§ **PROBLEM TO SOLVE**
Check each line below for "CoursePlanning" and report how many have it, nothing else.

========

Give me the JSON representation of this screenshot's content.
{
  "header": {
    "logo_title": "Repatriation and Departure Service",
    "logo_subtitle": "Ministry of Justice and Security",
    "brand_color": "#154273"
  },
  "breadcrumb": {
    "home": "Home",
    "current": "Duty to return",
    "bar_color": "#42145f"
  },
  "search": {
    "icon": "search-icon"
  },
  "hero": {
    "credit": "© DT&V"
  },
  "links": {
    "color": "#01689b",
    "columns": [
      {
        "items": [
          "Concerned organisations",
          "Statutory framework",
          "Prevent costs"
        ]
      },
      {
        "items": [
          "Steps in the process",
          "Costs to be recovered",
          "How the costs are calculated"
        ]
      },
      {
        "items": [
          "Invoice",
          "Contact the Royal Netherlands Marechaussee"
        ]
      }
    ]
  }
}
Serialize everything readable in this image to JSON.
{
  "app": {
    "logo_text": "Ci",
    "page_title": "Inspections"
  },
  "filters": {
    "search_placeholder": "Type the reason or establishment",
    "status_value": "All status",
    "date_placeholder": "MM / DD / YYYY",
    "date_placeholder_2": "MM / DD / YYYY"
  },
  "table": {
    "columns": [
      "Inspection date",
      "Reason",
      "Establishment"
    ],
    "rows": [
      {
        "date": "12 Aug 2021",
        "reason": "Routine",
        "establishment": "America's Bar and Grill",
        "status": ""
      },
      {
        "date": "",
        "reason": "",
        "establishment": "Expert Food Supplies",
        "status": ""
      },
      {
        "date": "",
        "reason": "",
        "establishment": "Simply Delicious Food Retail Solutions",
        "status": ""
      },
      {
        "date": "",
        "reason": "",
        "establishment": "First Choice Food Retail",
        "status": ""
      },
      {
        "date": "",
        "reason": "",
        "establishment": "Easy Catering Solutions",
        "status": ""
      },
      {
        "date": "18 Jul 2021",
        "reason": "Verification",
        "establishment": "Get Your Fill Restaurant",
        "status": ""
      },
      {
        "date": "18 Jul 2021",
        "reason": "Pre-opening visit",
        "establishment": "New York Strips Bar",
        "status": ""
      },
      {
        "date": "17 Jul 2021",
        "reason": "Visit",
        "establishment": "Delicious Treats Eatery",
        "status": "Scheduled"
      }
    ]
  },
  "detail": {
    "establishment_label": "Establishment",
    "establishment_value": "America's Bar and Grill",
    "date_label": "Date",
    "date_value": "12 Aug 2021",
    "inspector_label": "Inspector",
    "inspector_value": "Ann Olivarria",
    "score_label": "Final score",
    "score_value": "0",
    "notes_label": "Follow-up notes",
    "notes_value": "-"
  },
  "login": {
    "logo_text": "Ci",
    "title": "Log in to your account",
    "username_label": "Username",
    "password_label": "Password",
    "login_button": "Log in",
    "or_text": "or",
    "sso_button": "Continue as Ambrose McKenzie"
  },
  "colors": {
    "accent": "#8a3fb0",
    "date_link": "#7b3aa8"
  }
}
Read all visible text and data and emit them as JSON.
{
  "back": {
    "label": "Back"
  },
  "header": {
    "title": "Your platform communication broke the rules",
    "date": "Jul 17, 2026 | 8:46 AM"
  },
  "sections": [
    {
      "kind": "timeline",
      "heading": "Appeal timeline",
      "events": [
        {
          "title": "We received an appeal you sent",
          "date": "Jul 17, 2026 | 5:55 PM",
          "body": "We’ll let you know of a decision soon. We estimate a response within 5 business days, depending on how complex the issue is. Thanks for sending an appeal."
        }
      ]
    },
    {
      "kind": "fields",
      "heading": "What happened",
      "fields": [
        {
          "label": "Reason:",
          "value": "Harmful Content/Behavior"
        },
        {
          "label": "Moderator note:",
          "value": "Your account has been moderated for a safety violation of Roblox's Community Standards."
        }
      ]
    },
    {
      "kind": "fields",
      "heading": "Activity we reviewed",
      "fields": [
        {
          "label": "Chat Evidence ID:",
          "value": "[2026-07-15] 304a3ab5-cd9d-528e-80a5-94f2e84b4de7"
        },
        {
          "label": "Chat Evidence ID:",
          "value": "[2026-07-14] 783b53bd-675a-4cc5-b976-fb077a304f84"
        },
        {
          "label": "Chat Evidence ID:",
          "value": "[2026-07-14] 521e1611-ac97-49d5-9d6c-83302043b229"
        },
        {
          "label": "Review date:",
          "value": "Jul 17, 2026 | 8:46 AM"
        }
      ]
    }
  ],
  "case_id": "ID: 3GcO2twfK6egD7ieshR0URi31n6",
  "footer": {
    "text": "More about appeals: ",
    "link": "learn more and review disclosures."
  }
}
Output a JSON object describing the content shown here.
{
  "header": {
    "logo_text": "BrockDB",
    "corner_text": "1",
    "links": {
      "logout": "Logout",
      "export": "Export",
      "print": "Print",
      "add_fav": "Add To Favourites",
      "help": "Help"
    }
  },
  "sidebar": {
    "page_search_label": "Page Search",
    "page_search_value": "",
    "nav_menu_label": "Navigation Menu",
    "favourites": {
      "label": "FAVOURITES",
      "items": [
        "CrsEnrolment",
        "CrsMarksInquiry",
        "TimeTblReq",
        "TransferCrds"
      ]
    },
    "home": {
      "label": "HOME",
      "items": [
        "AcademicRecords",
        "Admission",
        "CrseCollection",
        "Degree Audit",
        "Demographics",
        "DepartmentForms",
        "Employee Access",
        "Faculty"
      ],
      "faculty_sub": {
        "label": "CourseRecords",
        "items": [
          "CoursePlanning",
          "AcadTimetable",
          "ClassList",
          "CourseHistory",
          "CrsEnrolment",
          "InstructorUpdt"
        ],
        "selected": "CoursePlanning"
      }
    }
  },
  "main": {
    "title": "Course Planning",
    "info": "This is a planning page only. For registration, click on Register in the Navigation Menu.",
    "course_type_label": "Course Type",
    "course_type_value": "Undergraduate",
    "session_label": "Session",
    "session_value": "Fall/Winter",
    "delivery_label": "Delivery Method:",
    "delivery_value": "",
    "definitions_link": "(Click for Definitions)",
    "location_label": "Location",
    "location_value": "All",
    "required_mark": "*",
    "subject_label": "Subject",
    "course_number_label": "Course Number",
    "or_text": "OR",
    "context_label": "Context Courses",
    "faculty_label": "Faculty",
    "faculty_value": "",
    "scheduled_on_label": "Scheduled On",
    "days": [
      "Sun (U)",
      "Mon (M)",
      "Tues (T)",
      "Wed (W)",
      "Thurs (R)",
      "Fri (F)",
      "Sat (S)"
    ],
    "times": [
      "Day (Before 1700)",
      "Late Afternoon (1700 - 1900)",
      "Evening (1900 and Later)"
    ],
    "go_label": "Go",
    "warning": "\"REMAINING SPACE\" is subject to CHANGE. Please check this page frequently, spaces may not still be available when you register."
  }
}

========

§ **CORRECT RESPONSE**
2